* **Problem**
Retype the whole listing verbatim and keep the pictures out of it.

start The records

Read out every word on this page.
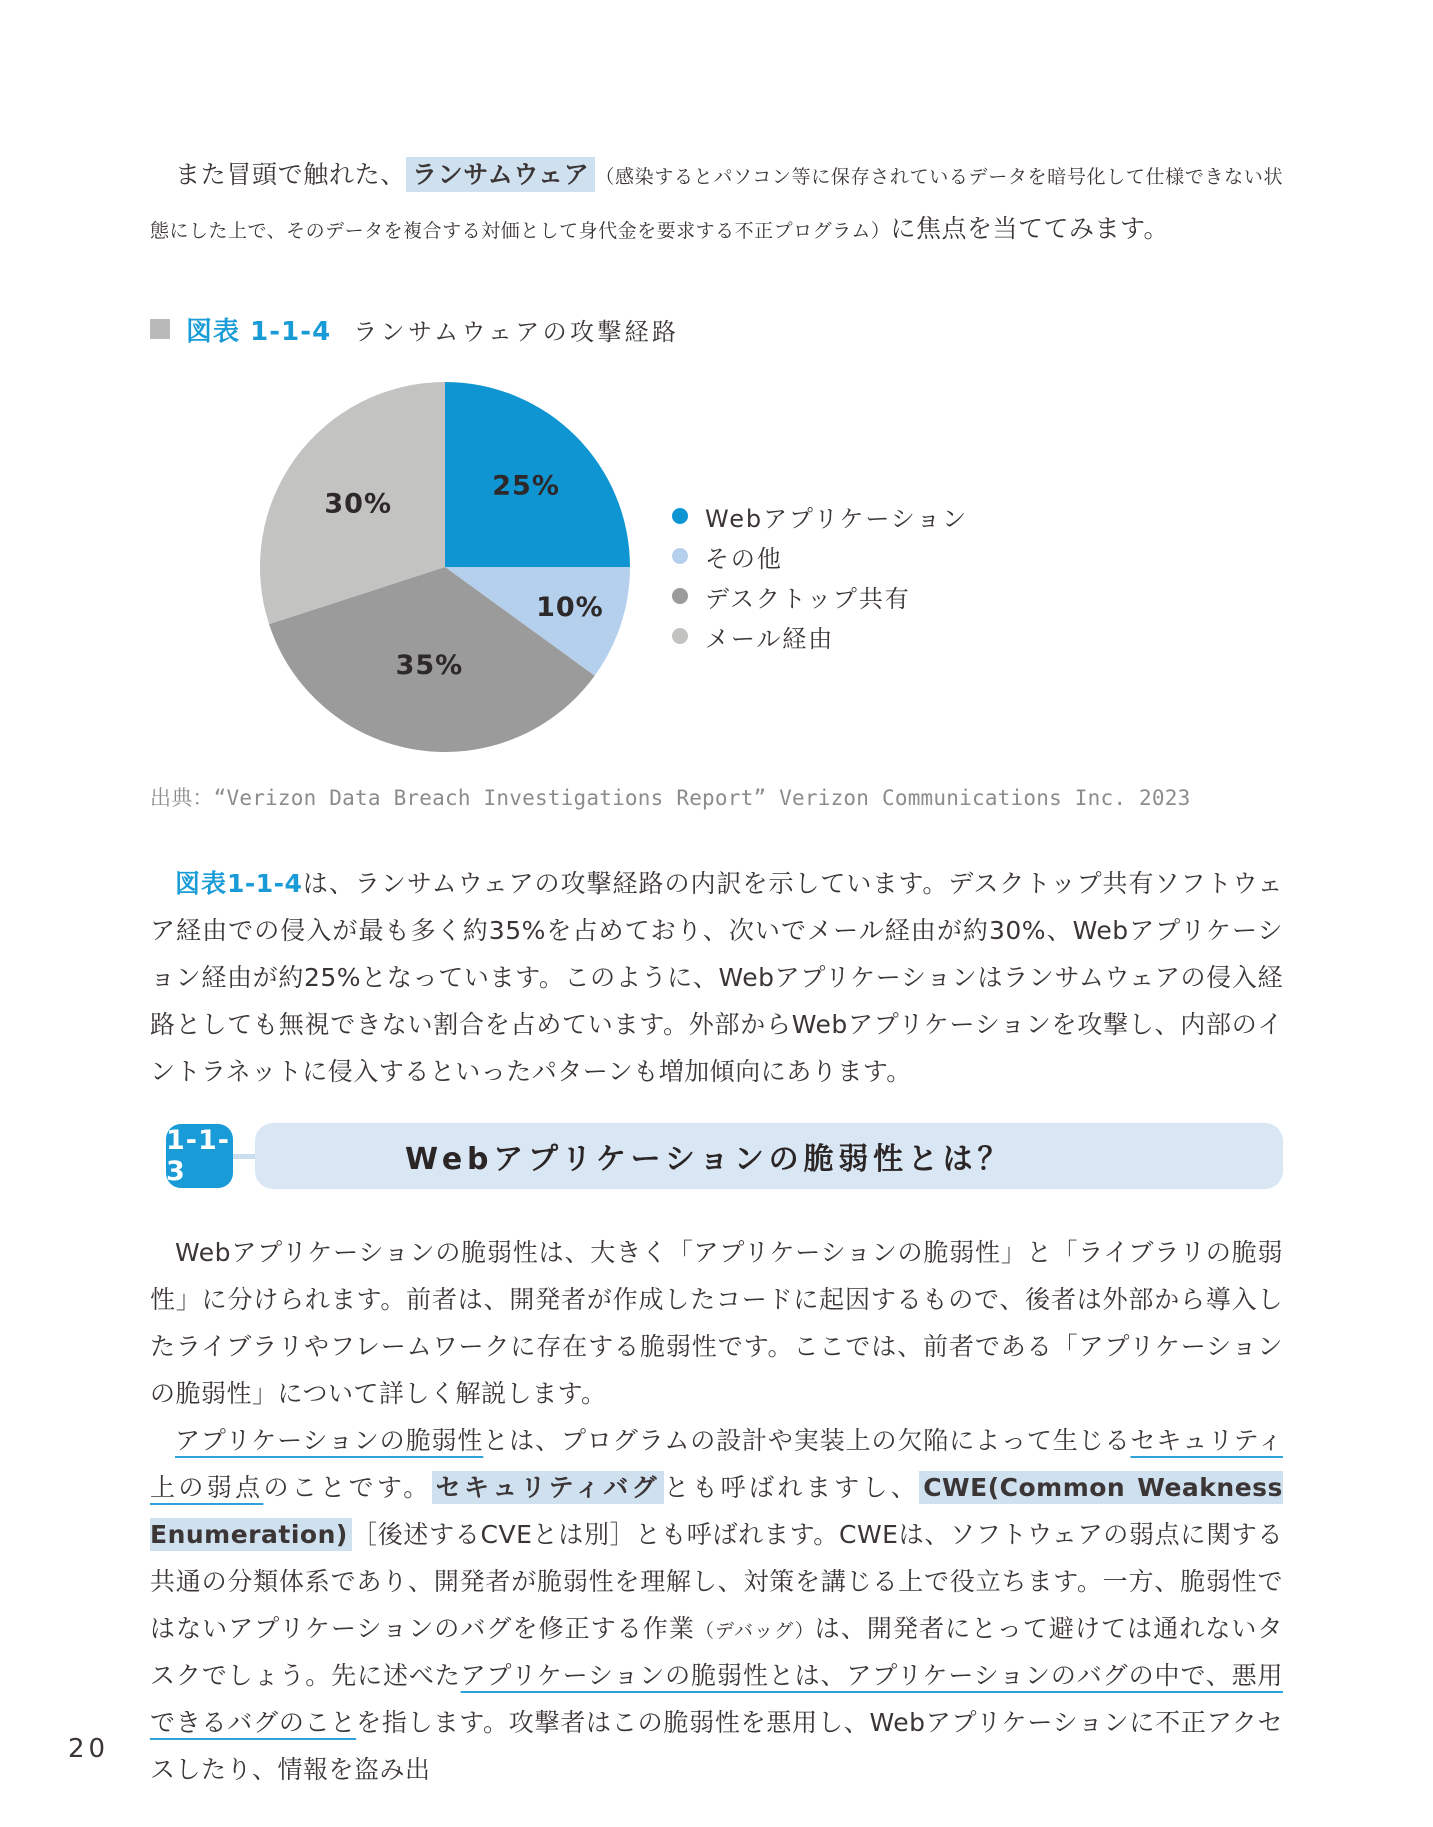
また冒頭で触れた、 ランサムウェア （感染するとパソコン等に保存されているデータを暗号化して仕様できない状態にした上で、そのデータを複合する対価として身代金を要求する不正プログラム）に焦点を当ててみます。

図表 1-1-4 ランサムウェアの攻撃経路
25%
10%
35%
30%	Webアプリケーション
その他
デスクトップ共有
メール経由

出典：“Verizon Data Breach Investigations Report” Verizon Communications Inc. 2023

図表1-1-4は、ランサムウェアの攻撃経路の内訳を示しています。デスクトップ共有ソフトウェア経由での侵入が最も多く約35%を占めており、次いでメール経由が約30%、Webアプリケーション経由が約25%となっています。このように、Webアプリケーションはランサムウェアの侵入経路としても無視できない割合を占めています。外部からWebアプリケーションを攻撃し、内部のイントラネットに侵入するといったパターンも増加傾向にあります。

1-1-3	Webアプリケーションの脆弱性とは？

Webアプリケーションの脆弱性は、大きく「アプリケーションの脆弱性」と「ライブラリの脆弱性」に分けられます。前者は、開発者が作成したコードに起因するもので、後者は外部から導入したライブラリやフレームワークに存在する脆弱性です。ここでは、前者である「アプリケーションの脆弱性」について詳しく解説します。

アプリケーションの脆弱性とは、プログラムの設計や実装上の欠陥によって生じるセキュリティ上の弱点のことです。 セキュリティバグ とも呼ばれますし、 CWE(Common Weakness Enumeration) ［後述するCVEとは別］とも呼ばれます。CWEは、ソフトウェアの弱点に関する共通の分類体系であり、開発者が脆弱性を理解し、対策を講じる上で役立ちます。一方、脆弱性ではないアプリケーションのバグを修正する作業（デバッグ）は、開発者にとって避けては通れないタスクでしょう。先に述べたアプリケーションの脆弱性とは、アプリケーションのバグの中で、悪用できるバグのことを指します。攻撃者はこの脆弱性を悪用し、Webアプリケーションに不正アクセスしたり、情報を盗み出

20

end The records

* **Result for this task**
Read out every word on this page.
また冒頭で触れた、 ランサムウェア （感染するとパソコン等に保存されているデータを暗号化して仕様できない状態にした上で、そのデータを複合する対価として身代金を要求する不正プログラム）に焦点を当ててみます。

図表 1-1-4 ランサムウェアの攻撃経路
25%
10%
35%
30%	Webアプリケーション
その他
デスクトップ共有
メール経由

出典：“Verizon Data Breach Investigations Report” Verizon Communications Inc. 2023

図表1-1-4は、ランサムウェアの攻撃経路の内訳を示しています。デスクトップ共有ソフトウェア経由での侵入が最も多く約35%を占めており、次いでメール経由が約30%、Webアプリケーション経由が約25%となっています。このように、Webアプリケーションはランサムウェアの侵入経路としても無視できない割合を占めています。外部からWebアプリケーションを攻撃し、内部のイントラネットに侵入するといったパターンも増加傾向にあります。

1-1-3	Webアプリケーションの脆弱性とは？

Webアプリケーションの脆弱性は、大きく「アプリケーションの脆弱性」と「ライブラリの脆弱性」に分けられます。前者は、開発者が作成したコードに起因するもので、後者は外部から導入したライブラリやフレームワークに存在する脆弱性です。ここでは、前者である「アプリケーションの脆弱性」について詳しく解説します。

アプリケーションの脆弱性とは、プログラムの設計や実装上の欠陥によって生じるセキュリティ上の弱点のことです。 セキュリティバグ とも呼ばれますし、 CWE(Common Weakness Enumeration) ［後述するCVEとは別］とも呼ばれます。CWEは、ソフトウェアの弱点に関する共通の分類体系であり、開発者が脆弱性を理解し、対策を講じる上で役立ちます。一方、脆弱性ではないアプリケーションのバグを修正する作業（デバッグ）は、開発者にとって避けては通れないタスクでしょう。先に述べたアプリケーションの脆弱性とは、アプリケーションのバグの中で、悪用できるバグのことを指します。攻撃者はこの脆弱性を悪用し、Webアプリケーションに不正アクセスしたり、情報を盗み出

20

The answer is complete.